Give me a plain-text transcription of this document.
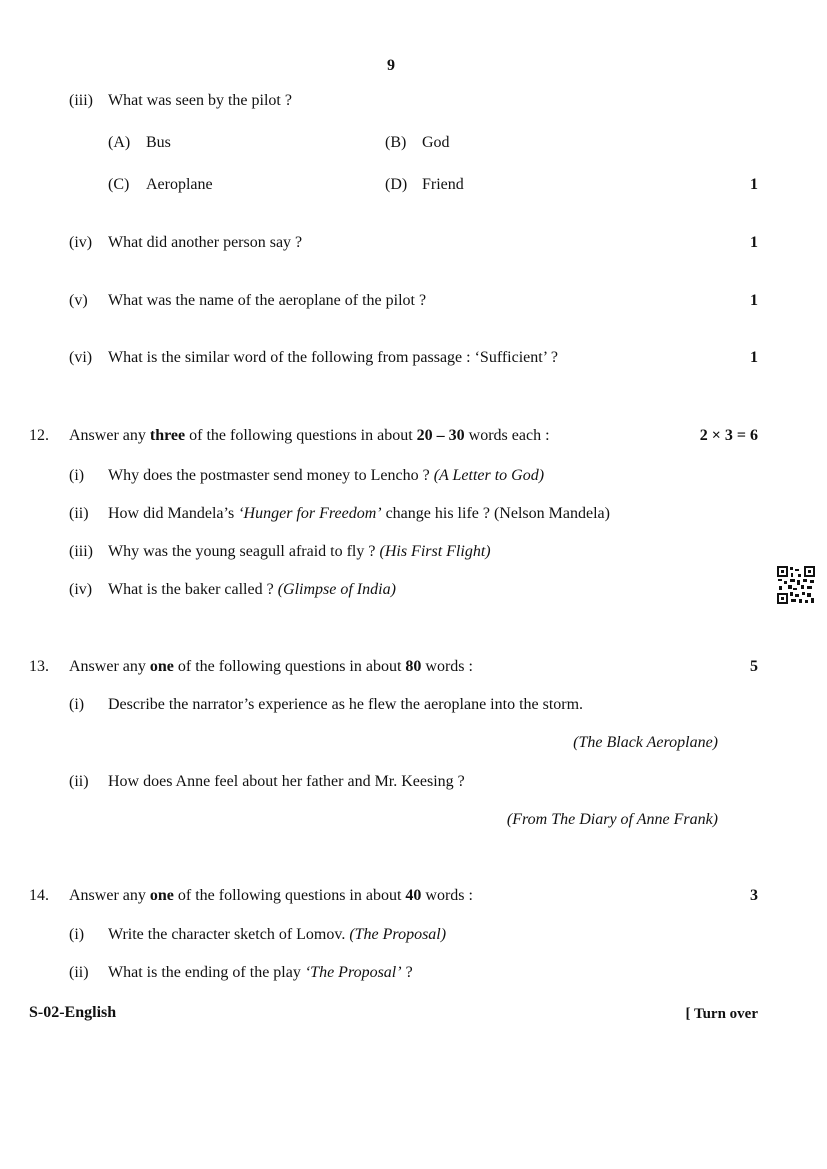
9
(iii) What was seen by the pilot ?
(A) Bus	(B) God
(C) Aeroplane	(D) Friend	1
(iv) What did another person say ?	1
(v) What was the name of the aeroplane of the pilot ?	1
(vi) What is the similar word of the following from passage : ‘Sufficient’ ?	1
12. Answer any three of the following questions in about 20 – 30 words each :	2 × 3 = 6
(i) Why does the postmaster send money to Lencho ? (A Letter to God)
(ii) How did Mandela’s ‘Hunger for Freedom’ change his life ? (Nelson Mandela)
(iii) Why was the young seagull afraid to fly ? (His First Flight)
(iv) What is the baker called ? (Glimpse of India)
13. Answer any one of the following questions in about 80 words :	5
(i) Describe the narrator’s experience as he flew the aeroplane into the storm.
(The Black Aeroplane)
(ii) How does Anne feel about her father and Mr. Keesing ?
(From The Diary of Anne Frank)
14. Answer any one of the following questions in about 40 words :	3
(i) Write the character sketch of Lomov. (The Proposal)
(ii) What is the ending of the play ‘The Proposal’ ?
S-02-English	[ Turn over
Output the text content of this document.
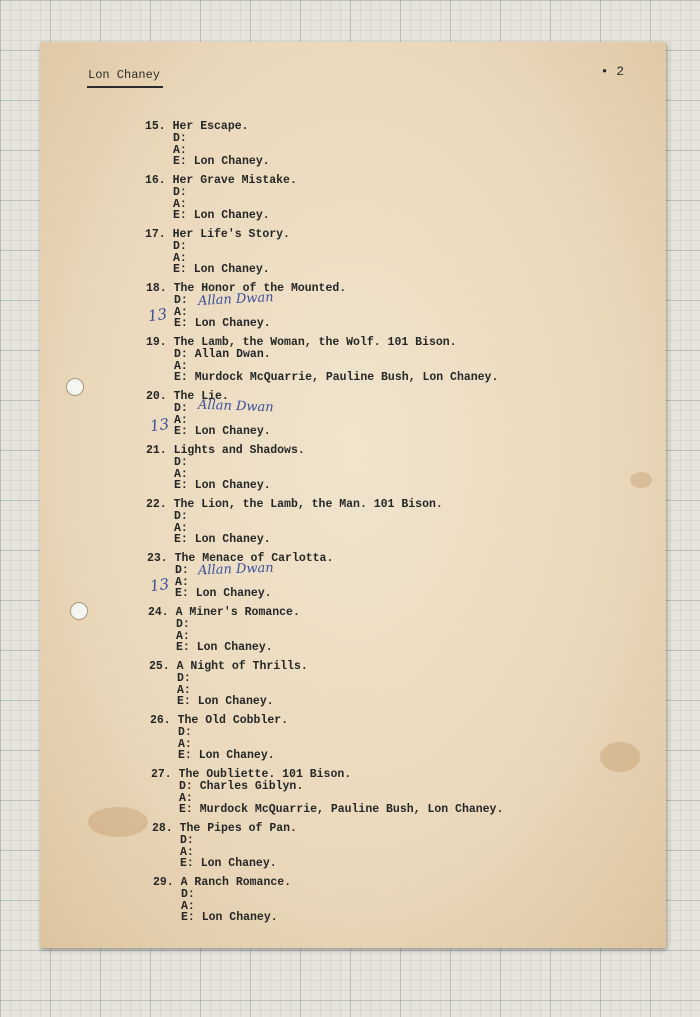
Lon Chaney	• 2
15. Her Escape.
D:
A:
E: Lon Chaney.
16. Her Grave Mistake.
D:
A:
E: Lon Chaney.
17. Her Life's Story.
D:
A:
E: Lon Chaney.
18. The Honor of the Mounted.
D:
A:
E: Lon Chaney.
19. The Lamb, the Woman, the Wolf. 101 Bison.
D: Allan Dwan.
A:
E: Murdock McQuarrie, Pauline Bush, Lon Chaney.
20. The Lie.
D:
A:
E: Lon Chaney.
21. Lights and Shadows.
D:
A:
E: Lon Chaney.
22. The Lion, the Lamb, the Man. 101 Bison.
D:
A:
E: Lon Chaney.
23. The Menace of Carlotta.
D:
A:
E: Lon Chaney.
24. A Miner's Romance.
D:
A:
E: Lon Chaney.
25. A Night of Thrills.
D:
A:
E: Lon Chaney.
26. The Old Cobbler.
D:
A:
E: Lon Chaney.
27. The Oubliette. 101 Bison.
D: Charles Giblyn.
A:
E: Murdock McQuarrie, Pauline Bush, Lon Chaney.
28. The Pipes of Pan.
D:
A:
E: Lon Chaney.
29. A Ranch Romance.
D:
A:
E: Lon Chaney.
Allan Dwan
13
Allan Dwan
13
Allan Dwan
13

• **SET PROBLEM**
Select, from the listing, all lines that include the word "What".

• **REPLY TO THE TASK**
(iii) What was seen by the pilot ?
(iv) What did another person say ?	1
(v) What was the name of the aeroplane of the pilot ?	1
(vi) What is the similar word of the following from passage : ‘Sufficient’ ?	1
(iv) What is the baker called ? (Glimpse of India)
(ii) What is the ending of the play ‘The Proposal’ ?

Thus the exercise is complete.